■ **Provided passage**
···
Figure 6. Comparison of vertical profiles for DO, NO3–, NO2–, N2O, and CH4 between Kochi and Mangalore for 13, 20, and 30 m stations (A–C, respectively) during September 2012.
The lower than expected CH4 levels in bottom waters over both the shelves during SM is possible due to mixing with relatively low CH4 concentrations in upwelling waters (Figures 2D, 3D). The upwelling intensity and associated dilution effect over the Kochi is at peak during peak SM (June–July), resulting in low concentrations of CH4 in its nearshore waters (Figure 2). But by late SM (September), the upwelling is in its recession thereby the weak dilution effect has facilitated accumulation of CH4 in the shallow stations near to the coast. However, unlike at Kochi, the upwelling over the Mangalore shelf during September is still sustained thereby the continued dilution effect has reduced the CH4 concentrations (Figure 3). Despite this intra-seasonal variability, the degree of dilution effect over both the shelves is expected to be similar, if so, the mixing alone cannot explain the observed lowest concentrations of CH4 off Mangalore during September.
···
■ **Information given**
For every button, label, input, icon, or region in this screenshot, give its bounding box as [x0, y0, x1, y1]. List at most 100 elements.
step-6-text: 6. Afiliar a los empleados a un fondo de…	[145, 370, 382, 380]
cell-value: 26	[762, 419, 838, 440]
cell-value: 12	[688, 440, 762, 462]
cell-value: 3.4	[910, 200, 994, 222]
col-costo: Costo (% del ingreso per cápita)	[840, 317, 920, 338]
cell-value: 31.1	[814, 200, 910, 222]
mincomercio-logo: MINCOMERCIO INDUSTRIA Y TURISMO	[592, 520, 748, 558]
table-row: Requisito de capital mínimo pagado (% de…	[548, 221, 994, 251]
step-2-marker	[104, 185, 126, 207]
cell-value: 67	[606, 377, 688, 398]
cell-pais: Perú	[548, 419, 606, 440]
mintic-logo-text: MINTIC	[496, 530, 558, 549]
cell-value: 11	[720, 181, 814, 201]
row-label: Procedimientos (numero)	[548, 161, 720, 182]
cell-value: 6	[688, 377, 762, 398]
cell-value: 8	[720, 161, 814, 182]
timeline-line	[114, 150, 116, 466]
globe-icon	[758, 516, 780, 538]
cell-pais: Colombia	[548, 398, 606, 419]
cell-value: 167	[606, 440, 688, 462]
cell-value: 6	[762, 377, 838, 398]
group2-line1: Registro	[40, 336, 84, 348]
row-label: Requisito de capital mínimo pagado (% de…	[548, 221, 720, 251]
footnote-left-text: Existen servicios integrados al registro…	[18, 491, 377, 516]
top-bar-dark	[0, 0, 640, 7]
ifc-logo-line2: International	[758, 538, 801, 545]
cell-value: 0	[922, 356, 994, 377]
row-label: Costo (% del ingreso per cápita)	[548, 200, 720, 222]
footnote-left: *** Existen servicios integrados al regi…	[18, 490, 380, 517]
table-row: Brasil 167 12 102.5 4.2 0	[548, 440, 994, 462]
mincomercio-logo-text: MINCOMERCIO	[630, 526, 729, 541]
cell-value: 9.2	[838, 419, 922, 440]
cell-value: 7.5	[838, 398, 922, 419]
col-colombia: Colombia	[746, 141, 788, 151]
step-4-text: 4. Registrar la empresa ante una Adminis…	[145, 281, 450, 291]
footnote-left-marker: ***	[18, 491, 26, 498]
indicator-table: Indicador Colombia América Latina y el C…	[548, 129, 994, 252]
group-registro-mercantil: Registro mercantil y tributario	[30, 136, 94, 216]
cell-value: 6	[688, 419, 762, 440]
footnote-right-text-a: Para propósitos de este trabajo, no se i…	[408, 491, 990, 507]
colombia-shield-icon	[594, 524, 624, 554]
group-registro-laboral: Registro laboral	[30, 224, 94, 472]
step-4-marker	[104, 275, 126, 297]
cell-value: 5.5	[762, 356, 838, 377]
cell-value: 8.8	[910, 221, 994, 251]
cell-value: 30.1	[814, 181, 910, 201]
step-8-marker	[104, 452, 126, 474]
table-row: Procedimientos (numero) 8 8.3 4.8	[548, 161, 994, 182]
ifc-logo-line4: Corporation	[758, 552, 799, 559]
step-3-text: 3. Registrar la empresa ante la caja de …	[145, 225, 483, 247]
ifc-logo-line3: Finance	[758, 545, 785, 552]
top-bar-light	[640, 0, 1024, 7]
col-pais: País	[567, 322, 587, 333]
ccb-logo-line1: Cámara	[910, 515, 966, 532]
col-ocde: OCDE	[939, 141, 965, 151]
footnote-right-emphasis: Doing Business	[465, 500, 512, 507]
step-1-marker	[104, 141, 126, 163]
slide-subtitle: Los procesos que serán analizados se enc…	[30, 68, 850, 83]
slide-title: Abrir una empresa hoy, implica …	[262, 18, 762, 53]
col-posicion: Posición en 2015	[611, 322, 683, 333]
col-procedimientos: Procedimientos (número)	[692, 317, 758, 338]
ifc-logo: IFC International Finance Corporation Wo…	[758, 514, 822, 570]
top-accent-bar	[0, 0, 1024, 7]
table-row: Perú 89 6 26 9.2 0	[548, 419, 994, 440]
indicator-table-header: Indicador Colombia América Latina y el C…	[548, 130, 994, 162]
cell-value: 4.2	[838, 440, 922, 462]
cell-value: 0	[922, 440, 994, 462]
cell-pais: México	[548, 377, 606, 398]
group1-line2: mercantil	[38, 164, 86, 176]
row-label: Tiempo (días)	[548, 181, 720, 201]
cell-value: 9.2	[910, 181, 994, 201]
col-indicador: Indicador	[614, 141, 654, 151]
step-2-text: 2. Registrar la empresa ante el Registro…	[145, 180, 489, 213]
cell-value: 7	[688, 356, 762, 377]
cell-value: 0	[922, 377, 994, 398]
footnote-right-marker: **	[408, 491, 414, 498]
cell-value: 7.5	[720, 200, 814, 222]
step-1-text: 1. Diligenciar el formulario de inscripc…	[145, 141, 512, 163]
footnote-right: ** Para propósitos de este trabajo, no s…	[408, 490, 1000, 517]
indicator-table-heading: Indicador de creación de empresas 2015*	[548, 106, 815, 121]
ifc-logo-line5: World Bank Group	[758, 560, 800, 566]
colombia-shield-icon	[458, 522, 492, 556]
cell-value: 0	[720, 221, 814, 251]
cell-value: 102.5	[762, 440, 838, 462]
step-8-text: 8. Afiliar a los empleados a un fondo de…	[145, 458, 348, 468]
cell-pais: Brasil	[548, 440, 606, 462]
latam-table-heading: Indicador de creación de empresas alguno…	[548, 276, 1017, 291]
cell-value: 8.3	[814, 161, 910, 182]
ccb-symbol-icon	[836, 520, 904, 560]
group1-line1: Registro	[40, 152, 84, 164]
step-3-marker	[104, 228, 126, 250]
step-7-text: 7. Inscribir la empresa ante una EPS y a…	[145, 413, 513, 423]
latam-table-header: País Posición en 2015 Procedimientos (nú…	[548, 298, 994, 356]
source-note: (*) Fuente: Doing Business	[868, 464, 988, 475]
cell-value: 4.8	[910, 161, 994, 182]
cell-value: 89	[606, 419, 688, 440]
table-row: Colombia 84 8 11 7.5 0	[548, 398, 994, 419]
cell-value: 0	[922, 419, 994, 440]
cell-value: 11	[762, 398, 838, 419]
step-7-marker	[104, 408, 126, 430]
···
■ **Problems and tasks**
1. In the methane passage, restate the part that opens with the words containing "Figure 6. Comparison" and closes with "during September 2012.", swapping "Mangalore" for "Mangaluru".
2. Answer these questions from the methane passage:
(a) At which station depths are the vertical profiles in Figure 6 compared?
(b) During which months is upwelling intensity over Kochi at its peak?
(c) What is the state of upwelling over the Mangalore shelf during September?
3. Summarize the methane passage in two sentences.

■ **The replies**
1.
Figure 6. Comparison of vertical profiles for DO, NO3–, NO2–, N2O, and CH4 between Kochi and Mangaluru for 13, 20, and 30 m stations (A–C, respectively) during September 2012.

2.
(a) 13, 20, and 30 m.
(b) June–July (peak SM).
(c) It is still sustained.

3. Lower than expected CH4 levels in bottom waters over both shelves during SM may come from mixing with upwelling waters low in CH4. At Kochi, this dilution peaks in June–July and weakens by September, letting CH4 accumulate near the coast, while sustained upwelling off Mangalore keeps diluting it, though mixing alone cannot explain the lowest concentrations there in September.